(Records shown):

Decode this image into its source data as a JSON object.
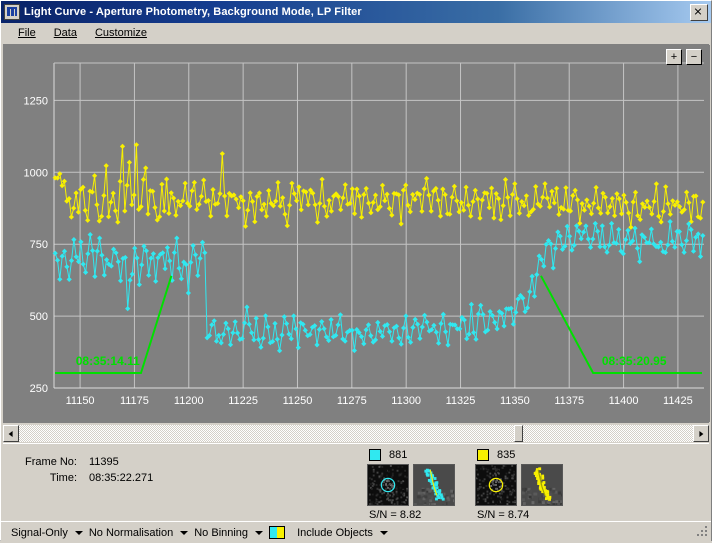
{
  "window": {
    "title": "Light Curve - Aperture Photometry, Background Mode, LP Filter",
    "app_icon": "chart-bars-icon",
    "close_label": "✕"
  },
  "menu": {
    "items": [
      {
        "label": "File"
      },
      {
        "label": "Data"
      },
      {
        "label": "Customize"
      }
    ]
  },
  "chart_controls": {
    "zoom_in": "+",
    "zoom_out": "−"
  },
  "annotations": {
    "left_time": "08:35:14.11",
    "right_time": "08:35:20.95",
    "color": "#00e000"
  },
  "info": {
    "frame_label": "Frame No:",
    "frame_value": "11395",
    "time_label": "Time:",
    "time_value": "08:35:22.271"
  },
  "objects": [
    {
      "id": "881",
      "color": "#30e8f0",
      "sn_label": "S/N =",
      "sn_value": "8.82",
      "thumb_aperture": "star-aperture-thumbnail",
      "thumb_track": "object-track-thumbnail"
    },
    {
      "id": "835",
      "color": "#f8f000",
      "sn_label": "S/N =",
      "sn_value": "8.74",
      "thumb_aperture": "star-aperture-thumbnail",
      "thumb_track": "object-track-thumbnail"
    }
  ],
  "statusbar": {
    "signal_mode": "Signal-Only",
    "normalisation": "No Normalisation",
    "binning": "No Binning",
    "include_objects": "Include Objects",
    "swatch_colors": [
      "#30e8f0",
      "#f8f000"
    ]
  },
  "chart_data": {
    "type": "line",
    "title": "",
    "xlabel": "",
    "ylabel": "",
    "xlim": [
      11138,
      11437
    ],
    "ylim": [
      250,
      1380
    ],
    "xticks": [
      11150,
      11175,
      11200,
      11225,
      11250,
      11275,
      11300,
      11325,
      11350,
      11375,
      11400,
      11425
    ],
    "yticks": [
      250,
      500,
      750,
      1000,
      1250
    ],
    "grid": true,
    "background": "#808080",
    "grid_color": "#c4c4c4",
    "legend": "object-swatches-below",
    "series": [
      {
        "name": "835",
        "color": "#f8f000",
        "marker": "diamond",
        "values": [
          1005,
          975,
          1000,
          930,
          955,
          890,
          940,
          860,
          905,
          950,
          880,
          920,
          965,
          885,
          845,
          930,
          900,
          955,
          880,
          830,
          870,
          920,
          1010,
          860,
          890,
          940,
          895,
          820,
          945,
          1065,
          900,
          960,
          1010,
          880,
          940,
          1090,
          905,
          860,
          940,
          1000,
          870,
          910,
          965,
          900,
          845,
          880,
          935,
          890,
          955,
          860,
          900,
          945,
          880,
          905,
          860,
          930,
          975,
          890,
          850,
          905,
          945,
          895,
          860,
          915,
          955,
          880,
          905,
          870,
          930,
          905,
          860,
          950,
          1060,
          900,
          870,
          930,
          890,
          955,
          900,
          865,
          925,
          880,
          840,
          900,
          945,
          895,
          860,
          910,
          950,
          880,
          905,
          865,
          925,
          890,
          860,
          915,
          950,
          900,
          940,
          880,
          845,
          905,
          960,
          900,
          870,
          925,
          890,
          940,
          900,
          860,
          915,
          955,
          890,
          850,
          905,
          945,
          900,
          865,
          925,
          880,
          905,
          945,
          890,
          855,
          910,
          950,
          895,
          865,
          920,
          880,
          935,
          900,
          860,
          905,
          945,
          890,
          855,
          915,
          950,
          900,
          870,
          925,
          885,
          940,
          900,
          860,
          905,
          950,
          890,
          850,
          910,
          945,
          895,
          860,
          920,
          880,
          935,
          900,
          865,
          910,
          950,
          890,
          850,
          905,
          940,
          895,
          860,
          915,
          955,
          890,
          855,
          910,
          945,
          900,
          865,
          920,
          880,
          930,
          895,
          855,
          905,
          945,
          885,
          850,
          910,
          950,
          895,
          860,
          915,
          875,
          930,
          890,
          855,
          905,
          940,
          890,
          850,
          905,
          945,
          890,
          855,
          915,
          875,
          925,
          885,
          850,
          900,
          940,
          885,
          850,
          905,
          945,
          890,
          855,
          910,
          870,
          925,
          885,
          845,
          900,
          935,
          880,
          845,
          900,
          940,
          885,
          850,
          905,
          865,
          920,
          880,
          845,
          895,
          935,
          880,
          845,
          900,
          940,
          885,
          850,
          905,
          865,
          915,
          875,
          840,
          890,
          930,
          875,
          840,
          895,
          935,
          880,
          845,
          900,
          860,
          910,
          870,
          835,
          885,
          925,
          870,
          835,
          890,
          930,
          875,
          840,
          895,
          855,
          905,
          865,
          830,
          880,
          920,
          865,
          830,
          885,
          925,
          870,
          835,
          890
        ]
      },
      {
        "name": "881",
        "color": "#30e8f0",
        "marker": "diamond",
        "note": "Eclipse: drops from ~720 to ~410 near frame 11192, recovers near frame 11362",
        "values": [
          730,
          690,
          660,
          710,
          745,
          680,
          625,
          700,
          760,
          700,
          655,
          725,
          690,
          640,
          700,
          750,
          700,
          655,
          720,
          770,
          705,
          660,
          730,
          690,
          645,
          700,
          755,
          700,
          650,
          720,
          690,
          540,
          600,
          670,
          720,
          680,
          635,
          700,
          750,
          700,
          655,
          720,
          690,
          640,
          700,
          745,
          700,
          655,
          715,
          690,
          645,
          700,
          750,
          700,
          650,
          715,
          685,
          600,
          660,
          720,
          690,
          640,
          700,
          750,
          700,
          430,
          420,
          450,
          480,
          440,
          400,
          430,
          460,
          490,
          440,
          410,
          445,
          475,
          435,
          405,
          440,
          470,
          500,
          450,
          415,
          445,
          475,
          435,
          405,
          440,
          470,
          440,
          410,
          445,
          475,
          440,
          410,
          445,
          475,
          440,
          405,
          440,
          470,
          440,
          410,
          445,
          480,
          445,
          410,
          445,
          475,
          440,
          410,
          445,
          475,
          440,
          405,
          440,
          470,
          440,
          410,
          445,
          480,
          445,
          415,
          450,
          480,
          445,
          410,
          445,
          475,
          440,
          410,
          450,
          480,
          445,
          415,
          450,
          485,
          450,
          415,
          450,
          480,
          445,
          415,
          455,
          485,
          450,
          420,
          455,
          485,
          450,
          420,
          460,
          490,
          455,
          420,
          455,
          490,
          455,
          425,
          460,
          495,
          460,
          425,
          460,
          495,
          460,
          430,
          465,
          500,
          465,
          430,
          470,
          505,
          470,
          435,
          470,
          510,
          475,
          440,
          480,
          515,
          480,
          445,
          485,
          520,
          485,
          450,
          490,
          530,
          495,
          455,
          500,
          540,
          505,
          465,
          510,
          550,
          580,
          540,
          500,
          560,
          610,
          640,
          600,
          650,
          690,
          720,
          690,
          730,
          760,
          730,
          700,
          745,
          780,
          750,
          720,
          760,
          790,
          760,
          730,
          775,
          800,
          770,
          740,
          780,
          810,
          780,
          745,
          785,
          815,
          780,
          750,
          790,
          760,
          730,
          770,
          800,
          770,
          740,
          780,
          750,
          720,
          765,
          795,
          765,
          735,
          775,
          745,
          715,
          760,
          790,
          760,
          730,
          770,
          740,
          710,
          755,
          785,
          755,
          725,
          765,
          800,
          770,
          740,
          780,
          810,
          780,
          750,
          790,
          820,
          790,
          760,
          800,
          770,
          740,
          780
        ]
      }
    ]
  }
}
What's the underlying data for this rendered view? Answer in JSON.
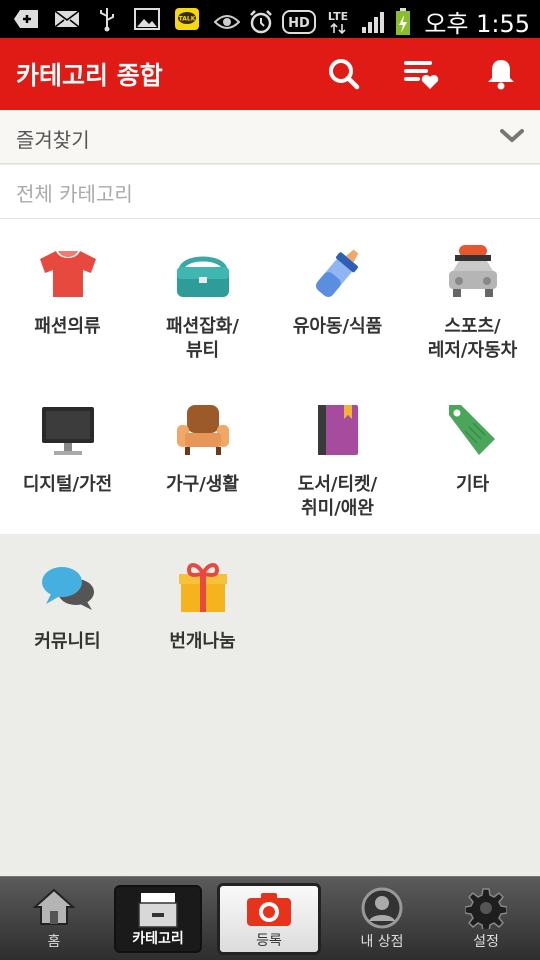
{
  "status_bar": {
    "time": "오후 1:55",
    "icons": [
      "add-icon",
      "mail-icon",
      "usb-icon",
      "image-icon",
      "kakaotalk-icon",
      "eye-icon",
      "alarm-icon",
      "hd-icon",
      "lte-icon",
      "signal-icon",
      "battery-icon"
    ],
    "kakao_label": "TALK",
    "hd_label": "HD",
    "lte_label": "LTE"
  },
  "header": {
    "title": "카테고리 종합",
    "accent": "#e01a14",
    "icons": [
      "search-icon",
      "wishlist-icon",
      "bell-icon"
    ]
  },
  "favorites": {
    "label": "즐겨찾기"
  },
  "all_categories": {
    "label": "전체 카테고리"
  },
  "categories": [
    {
      "label1": "패션의류",
      "label2": "",
      "icon": "tshirt-icon"
    },
    {
      "label1": "패션잡화/",
      "label2": "뷰티",
      "icon": "bag-icon"
    },
    {
      "label1": "유아동/식품",
      "label2": "",
      "icon": "baby-bottle-icon"
    },
    {
      "label1": "스포츠/",
      "label2": "레저/자동차",
      "icon": "car-icon"
    },
    {
      "label1": "디지털/가전",
      "label2": "",
      "icon": "monitor-icon"
    },
    {
      "label1": "가구/생활",
      "label2": "",
      "icon": "armchair-icon"
    },
    {
      "label1": "도서/티켓/",
      "label2": "취미/애완",
      "icon": "book-icon"
    },
    {
      "label1": "기타",
      "label2": "",
      "icon": "tag-icon"
    },
    {
      "label1": "커뮤니티",
      "label2": "",
      "icon": "chat-bubbles-icon"
    },
    {
      "label1": "번개나눔",
      "label2": "",
      "icon": "gift-icon"
    }
  ],
  "bottom_nav": [
    {
      "label": "홈",
      "icon": "home-icon"
    },
    {
      "label": "카테고리",
      "icon": "drawer-icon"
    },
    {
      "label": "등록",
      "icon": "camera-icon"
    },
    {
      "label": "내 상점",
      "icon": "profile-icon"
    },
    {
      "label": "설정",
      "icon": "settings-gear-icon"
    }
  ]
}
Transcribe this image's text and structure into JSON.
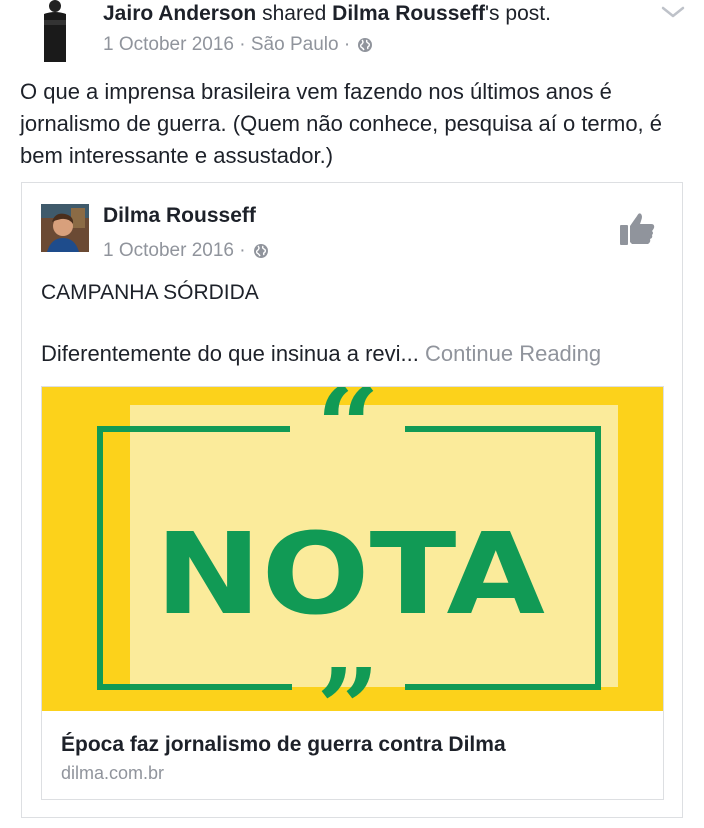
{
  "post": {
    "author": "Jairo Anderson",
    "shared_word": "shared",
    "original_author_possessive": "Dilma Rousseff",
    "post_suffix": "'s post.",
    "date": "1 October 2016",
    "separator": "·",
    "location": "São Paulo",
    "text": "O que a imprensa brasileira vem fazendo nos últimos anos é jornalismo de guerra. (Quem não conhece, pesquisa aí o termo, é bem interessante e assustador.)"
  },
  "shared": {
    "author": "Dilma Rousseff",
    "date": "1 October 2016",
    "separator": "·",
    "title": "CAMPANHA SÓRDIDA",
    "snippet": "Diferentemente do que insinua a revi...",
    "continue_label": "Continue Reading"
  },
  "link": {
    "image_text": "NOTA",
    "title": "Época faz jornalismo de guerra contra Dilma",
    "domain": "dilma.com.br"
  },
  "colors": {
    "yellow": "#fcd21b",
    "pale_yellow": "#fbeb9b",
    "green": "#119a55",
    "meta_gray": "#90949c"
  },
  "icons": [
    "globe-icon",
    "chevron-down-icon",
    "thumbs-up-icon"
  ]
}
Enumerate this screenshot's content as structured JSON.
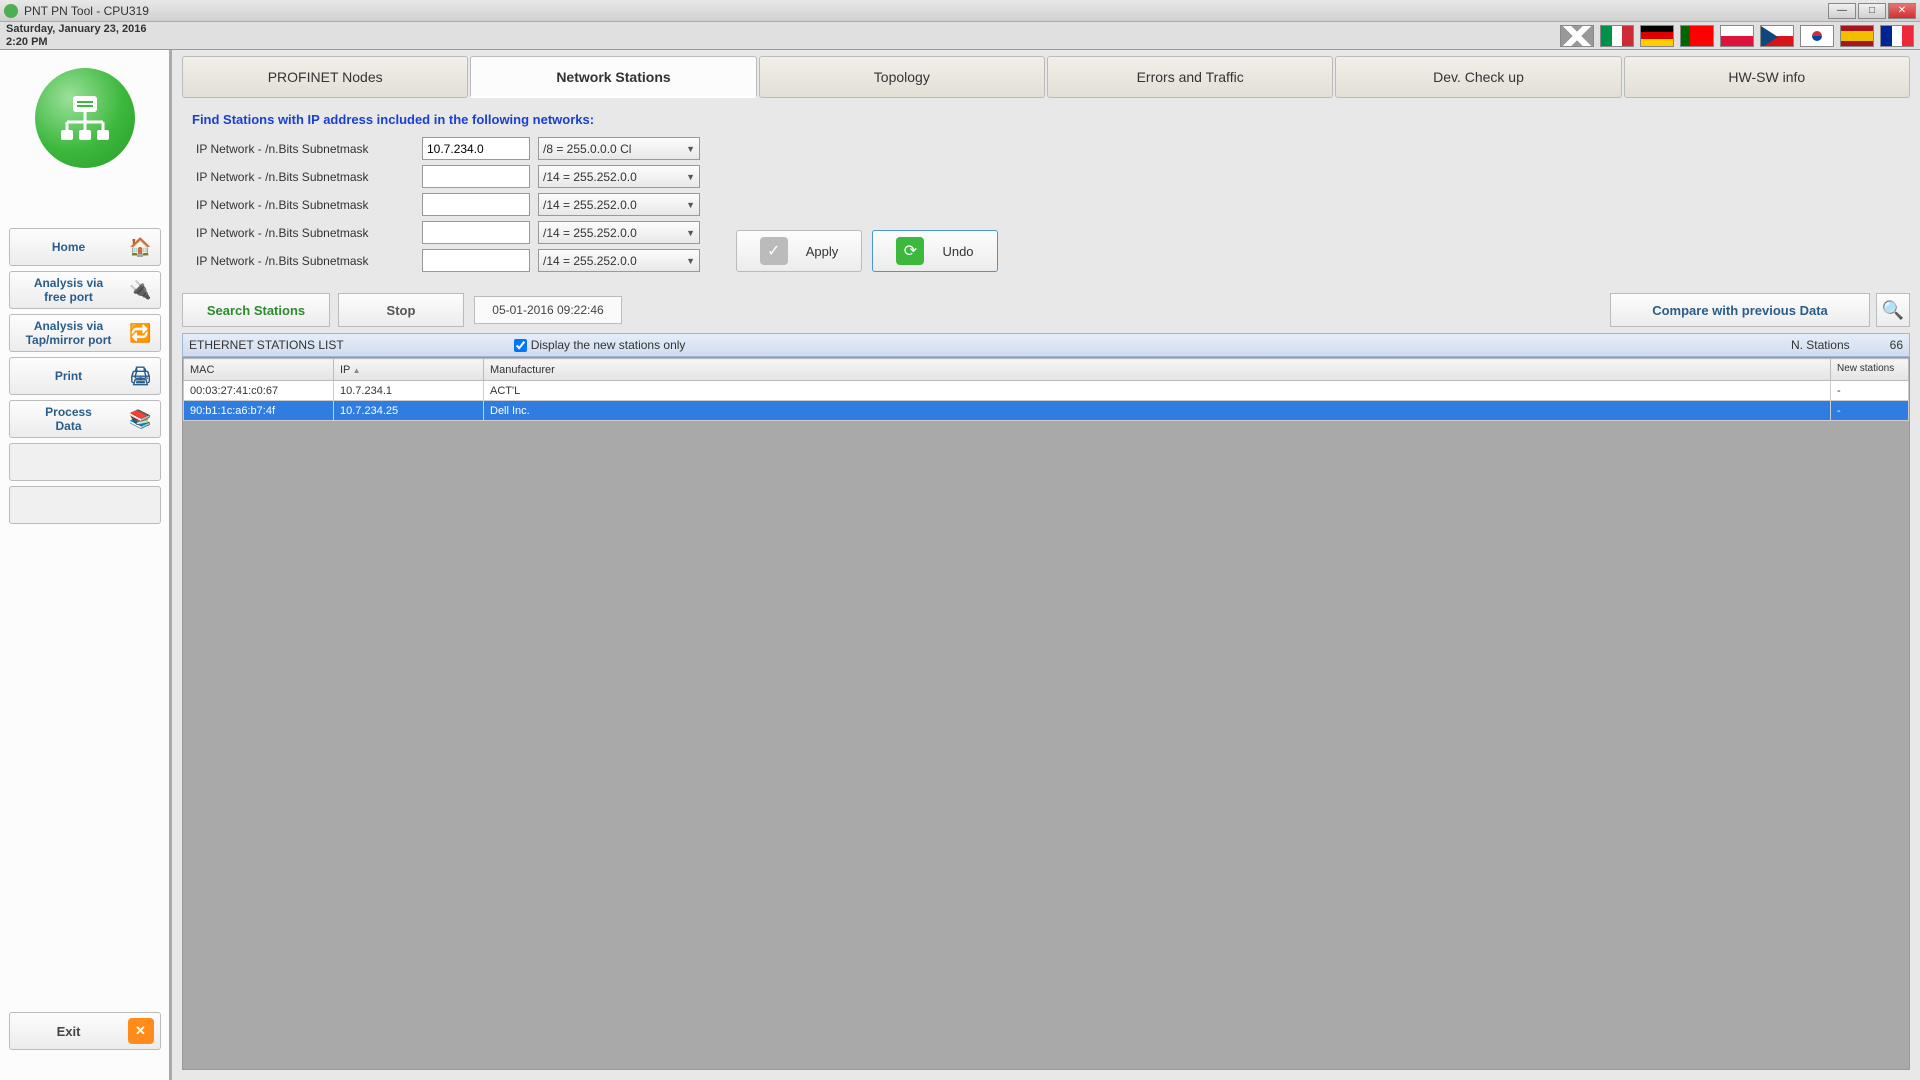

(Aim of the exercise):
Look through the data and gather every line with the string "this" in it.

(Answer for the task):
Decode this image into its source data as a JSON object.
What's the underlying data for this rendered view? Answer in JSON.
Transcribe this image's text and structure into JSON.
Enumerate this screenshot's content as structured JSON.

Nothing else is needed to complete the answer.